What is asked: List each line of the data that holds the string "oder", please.

Data entries
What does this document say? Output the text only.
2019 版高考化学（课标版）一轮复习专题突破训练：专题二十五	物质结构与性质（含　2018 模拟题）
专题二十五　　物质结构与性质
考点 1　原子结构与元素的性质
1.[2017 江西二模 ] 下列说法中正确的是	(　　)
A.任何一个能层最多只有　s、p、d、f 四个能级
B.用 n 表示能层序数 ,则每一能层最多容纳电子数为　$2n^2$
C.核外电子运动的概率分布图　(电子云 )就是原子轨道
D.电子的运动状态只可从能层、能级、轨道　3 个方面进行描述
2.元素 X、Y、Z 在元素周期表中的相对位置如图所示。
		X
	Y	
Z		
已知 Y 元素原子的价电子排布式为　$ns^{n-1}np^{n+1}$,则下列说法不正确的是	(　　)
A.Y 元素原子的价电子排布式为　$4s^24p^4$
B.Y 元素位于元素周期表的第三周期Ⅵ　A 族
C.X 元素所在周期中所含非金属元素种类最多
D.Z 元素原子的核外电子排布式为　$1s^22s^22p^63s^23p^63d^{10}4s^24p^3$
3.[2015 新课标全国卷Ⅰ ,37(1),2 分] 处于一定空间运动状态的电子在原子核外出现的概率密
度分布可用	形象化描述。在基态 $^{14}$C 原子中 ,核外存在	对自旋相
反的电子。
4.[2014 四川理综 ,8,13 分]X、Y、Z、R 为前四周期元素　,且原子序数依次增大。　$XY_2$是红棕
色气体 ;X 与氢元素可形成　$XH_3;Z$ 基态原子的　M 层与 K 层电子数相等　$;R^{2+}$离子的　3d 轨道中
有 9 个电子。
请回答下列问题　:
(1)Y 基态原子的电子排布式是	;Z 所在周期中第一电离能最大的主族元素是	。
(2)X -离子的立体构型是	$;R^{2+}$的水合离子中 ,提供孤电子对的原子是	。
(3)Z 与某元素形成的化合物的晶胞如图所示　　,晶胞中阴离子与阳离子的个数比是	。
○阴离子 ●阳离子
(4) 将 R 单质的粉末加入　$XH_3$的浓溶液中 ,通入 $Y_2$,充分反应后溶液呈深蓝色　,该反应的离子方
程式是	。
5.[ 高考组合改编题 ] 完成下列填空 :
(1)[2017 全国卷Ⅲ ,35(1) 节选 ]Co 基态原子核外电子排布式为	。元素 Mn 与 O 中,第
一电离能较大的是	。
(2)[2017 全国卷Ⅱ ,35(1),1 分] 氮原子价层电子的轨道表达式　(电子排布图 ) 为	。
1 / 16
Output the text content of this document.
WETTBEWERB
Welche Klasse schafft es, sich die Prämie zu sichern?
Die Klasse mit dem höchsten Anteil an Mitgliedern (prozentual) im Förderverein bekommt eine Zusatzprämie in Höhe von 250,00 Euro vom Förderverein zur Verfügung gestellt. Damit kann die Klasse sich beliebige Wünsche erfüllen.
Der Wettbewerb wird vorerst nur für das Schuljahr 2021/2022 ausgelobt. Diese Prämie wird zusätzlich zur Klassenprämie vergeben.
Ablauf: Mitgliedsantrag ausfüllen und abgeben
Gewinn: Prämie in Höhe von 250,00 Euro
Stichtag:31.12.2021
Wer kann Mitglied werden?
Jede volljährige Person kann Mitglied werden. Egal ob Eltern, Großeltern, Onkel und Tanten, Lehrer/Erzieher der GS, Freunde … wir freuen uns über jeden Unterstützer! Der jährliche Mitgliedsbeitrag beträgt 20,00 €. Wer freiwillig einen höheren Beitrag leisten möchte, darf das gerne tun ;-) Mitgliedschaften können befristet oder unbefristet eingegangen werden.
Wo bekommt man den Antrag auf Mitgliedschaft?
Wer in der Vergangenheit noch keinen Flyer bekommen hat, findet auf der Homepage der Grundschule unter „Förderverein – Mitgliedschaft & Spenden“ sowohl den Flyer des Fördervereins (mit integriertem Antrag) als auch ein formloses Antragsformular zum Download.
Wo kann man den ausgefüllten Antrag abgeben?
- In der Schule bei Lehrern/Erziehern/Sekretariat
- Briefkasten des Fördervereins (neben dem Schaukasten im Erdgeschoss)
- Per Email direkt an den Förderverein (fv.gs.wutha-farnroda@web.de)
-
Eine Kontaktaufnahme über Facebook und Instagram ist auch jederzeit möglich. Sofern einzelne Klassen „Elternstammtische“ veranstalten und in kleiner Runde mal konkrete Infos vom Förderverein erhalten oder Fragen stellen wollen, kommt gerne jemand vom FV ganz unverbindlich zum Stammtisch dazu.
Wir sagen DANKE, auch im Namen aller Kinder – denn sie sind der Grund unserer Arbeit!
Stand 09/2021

Complete answer:
Jede volljährige Person kann Mitglied werden. Egal ob Eltern, Großeltern, Onkel und Tanten, Lehrer/Erzieher der GS, Freunde … wir freuen uns über jeden Unterstützer! Der jährliche Mitgliedsbeitrag beträgt 20,00 €. Wer freiwillig einen höheren Beitrag leisten möchte, darf das gerne tun ;-) Mitgliedschaften können befristet oder unbefristet eingegangen werden.
Eine Kontaktaufnahme über Facebook und Instagram ist auch jederzeit möglich. Sofern einzelne Klassen „Elternstammtische“ veranstalten und in kleiner Runde mal konkrete Infos vom Förderverein erhalten oder Fragen stellen wollen, kommt gerne jemand vom FV ganz unverbindlich zum Stammtisch dazu.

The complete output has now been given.